> [Challenge]:
Work out how many lines of the listing hold the string "must". Answer with that number alone.

Entries taken from a collection:
━━━━━━━━━━━━━━━━━━━━

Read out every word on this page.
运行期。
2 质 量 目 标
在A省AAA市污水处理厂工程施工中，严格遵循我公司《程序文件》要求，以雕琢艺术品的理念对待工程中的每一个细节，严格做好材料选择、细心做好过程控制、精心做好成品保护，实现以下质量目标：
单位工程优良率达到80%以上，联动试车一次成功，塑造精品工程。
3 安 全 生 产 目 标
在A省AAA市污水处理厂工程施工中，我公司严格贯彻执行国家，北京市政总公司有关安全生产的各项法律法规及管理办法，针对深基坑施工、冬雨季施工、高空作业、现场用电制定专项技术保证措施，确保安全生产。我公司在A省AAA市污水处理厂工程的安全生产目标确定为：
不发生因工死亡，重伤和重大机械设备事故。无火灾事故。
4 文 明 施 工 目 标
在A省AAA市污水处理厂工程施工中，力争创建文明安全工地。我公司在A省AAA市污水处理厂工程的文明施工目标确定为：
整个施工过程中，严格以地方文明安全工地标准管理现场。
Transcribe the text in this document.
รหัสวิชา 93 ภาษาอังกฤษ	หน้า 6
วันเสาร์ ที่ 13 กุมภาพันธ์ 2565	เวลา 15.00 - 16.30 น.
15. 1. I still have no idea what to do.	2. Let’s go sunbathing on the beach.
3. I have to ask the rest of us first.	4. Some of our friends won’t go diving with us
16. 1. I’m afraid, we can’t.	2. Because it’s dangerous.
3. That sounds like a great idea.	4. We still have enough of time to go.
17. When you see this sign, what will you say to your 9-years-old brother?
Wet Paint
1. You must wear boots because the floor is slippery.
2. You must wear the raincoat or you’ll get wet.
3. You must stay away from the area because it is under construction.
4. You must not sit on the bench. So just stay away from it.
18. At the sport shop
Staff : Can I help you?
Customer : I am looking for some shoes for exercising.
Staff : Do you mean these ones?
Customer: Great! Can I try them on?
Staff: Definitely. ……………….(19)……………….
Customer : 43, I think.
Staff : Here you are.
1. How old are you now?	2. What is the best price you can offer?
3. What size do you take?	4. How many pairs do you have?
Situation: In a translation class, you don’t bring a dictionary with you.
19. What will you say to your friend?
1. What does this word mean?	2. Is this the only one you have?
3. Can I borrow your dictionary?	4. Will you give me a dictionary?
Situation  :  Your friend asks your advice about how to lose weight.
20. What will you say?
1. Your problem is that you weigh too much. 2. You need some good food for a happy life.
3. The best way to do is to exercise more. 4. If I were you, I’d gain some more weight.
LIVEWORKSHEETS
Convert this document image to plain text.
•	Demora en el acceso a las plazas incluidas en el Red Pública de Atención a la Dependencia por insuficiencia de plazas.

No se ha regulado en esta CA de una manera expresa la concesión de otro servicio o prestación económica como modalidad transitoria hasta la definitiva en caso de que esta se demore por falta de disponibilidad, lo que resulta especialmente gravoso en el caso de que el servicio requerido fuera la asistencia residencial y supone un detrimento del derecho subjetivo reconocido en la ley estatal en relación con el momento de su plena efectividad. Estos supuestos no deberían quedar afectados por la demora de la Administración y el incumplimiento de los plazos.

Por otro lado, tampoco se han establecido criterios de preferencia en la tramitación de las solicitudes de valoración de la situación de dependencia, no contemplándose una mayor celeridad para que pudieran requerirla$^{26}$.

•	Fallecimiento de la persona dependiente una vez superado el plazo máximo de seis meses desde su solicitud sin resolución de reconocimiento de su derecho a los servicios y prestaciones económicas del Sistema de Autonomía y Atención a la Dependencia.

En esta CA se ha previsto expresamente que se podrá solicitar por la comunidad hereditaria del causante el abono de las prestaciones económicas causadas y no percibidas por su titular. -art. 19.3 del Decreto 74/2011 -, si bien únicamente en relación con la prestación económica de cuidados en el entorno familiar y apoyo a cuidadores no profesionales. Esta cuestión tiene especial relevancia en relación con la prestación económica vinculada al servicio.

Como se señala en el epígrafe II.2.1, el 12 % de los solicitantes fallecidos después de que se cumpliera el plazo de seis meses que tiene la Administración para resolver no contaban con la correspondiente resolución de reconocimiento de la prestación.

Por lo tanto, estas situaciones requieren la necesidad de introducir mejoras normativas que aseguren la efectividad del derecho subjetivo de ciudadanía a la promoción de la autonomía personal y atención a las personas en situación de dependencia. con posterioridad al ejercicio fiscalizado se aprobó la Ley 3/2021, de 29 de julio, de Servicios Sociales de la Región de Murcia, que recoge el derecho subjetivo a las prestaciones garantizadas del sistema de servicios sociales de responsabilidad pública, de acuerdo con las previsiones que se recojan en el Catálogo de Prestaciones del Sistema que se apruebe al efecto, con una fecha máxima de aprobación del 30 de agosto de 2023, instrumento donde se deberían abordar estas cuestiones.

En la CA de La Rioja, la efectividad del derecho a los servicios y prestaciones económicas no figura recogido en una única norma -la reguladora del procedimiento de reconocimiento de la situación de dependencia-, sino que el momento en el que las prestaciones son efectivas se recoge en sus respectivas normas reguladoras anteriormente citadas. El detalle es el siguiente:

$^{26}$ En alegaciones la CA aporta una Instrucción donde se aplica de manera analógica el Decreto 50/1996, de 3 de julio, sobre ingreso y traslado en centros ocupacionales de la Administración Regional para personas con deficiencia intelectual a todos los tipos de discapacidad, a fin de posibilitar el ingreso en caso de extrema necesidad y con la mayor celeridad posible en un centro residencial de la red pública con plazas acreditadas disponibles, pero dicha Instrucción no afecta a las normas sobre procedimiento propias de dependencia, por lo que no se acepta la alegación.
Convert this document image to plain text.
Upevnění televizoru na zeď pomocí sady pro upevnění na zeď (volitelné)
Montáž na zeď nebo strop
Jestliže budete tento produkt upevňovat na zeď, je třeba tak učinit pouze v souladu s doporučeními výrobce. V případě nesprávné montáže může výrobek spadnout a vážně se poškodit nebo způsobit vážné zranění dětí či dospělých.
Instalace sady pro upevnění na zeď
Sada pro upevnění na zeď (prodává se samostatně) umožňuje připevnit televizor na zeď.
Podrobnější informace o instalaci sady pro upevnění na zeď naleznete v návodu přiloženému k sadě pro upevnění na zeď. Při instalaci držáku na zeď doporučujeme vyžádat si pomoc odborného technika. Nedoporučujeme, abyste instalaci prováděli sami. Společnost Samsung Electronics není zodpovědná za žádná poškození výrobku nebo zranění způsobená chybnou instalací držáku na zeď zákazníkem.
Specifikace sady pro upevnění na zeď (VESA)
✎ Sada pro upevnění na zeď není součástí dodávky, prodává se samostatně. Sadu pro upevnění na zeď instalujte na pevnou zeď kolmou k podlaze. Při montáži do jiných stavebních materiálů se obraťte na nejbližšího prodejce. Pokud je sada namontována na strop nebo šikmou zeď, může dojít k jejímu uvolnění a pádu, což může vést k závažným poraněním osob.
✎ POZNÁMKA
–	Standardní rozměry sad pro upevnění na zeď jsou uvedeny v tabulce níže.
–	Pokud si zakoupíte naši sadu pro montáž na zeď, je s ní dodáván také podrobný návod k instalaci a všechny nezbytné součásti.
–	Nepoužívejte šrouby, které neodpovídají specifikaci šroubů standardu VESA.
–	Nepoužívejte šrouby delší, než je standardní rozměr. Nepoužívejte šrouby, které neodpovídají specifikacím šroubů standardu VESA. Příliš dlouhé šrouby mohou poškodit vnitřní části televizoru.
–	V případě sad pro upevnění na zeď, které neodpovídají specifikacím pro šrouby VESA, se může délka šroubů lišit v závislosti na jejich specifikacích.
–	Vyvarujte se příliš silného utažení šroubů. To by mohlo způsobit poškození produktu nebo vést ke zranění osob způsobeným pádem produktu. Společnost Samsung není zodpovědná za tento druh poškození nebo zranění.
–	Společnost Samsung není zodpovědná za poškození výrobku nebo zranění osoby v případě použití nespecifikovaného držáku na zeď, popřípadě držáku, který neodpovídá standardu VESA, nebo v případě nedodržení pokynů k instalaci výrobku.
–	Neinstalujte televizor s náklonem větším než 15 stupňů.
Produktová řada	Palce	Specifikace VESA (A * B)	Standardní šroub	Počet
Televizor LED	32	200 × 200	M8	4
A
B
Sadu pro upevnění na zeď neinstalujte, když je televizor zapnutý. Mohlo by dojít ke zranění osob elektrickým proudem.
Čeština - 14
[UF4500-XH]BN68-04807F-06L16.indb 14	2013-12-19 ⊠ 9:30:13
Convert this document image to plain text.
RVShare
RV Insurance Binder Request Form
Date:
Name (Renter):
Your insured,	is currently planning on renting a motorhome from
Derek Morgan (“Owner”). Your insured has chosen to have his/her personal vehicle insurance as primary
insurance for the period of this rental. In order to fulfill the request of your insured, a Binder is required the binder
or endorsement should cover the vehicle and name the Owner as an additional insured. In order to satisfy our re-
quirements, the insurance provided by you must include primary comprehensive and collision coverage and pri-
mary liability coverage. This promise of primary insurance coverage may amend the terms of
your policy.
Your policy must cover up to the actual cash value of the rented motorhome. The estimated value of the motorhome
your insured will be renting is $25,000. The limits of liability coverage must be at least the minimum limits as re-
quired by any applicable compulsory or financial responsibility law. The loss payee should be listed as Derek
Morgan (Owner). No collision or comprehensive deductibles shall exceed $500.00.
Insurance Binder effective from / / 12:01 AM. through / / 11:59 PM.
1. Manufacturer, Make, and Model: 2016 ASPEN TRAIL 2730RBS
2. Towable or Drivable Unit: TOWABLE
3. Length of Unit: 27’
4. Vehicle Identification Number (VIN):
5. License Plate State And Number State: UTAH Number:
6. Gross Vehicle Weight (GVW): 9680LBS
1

━━━━━━━━━━━━━━━━━━━━

> [Task answer]:
7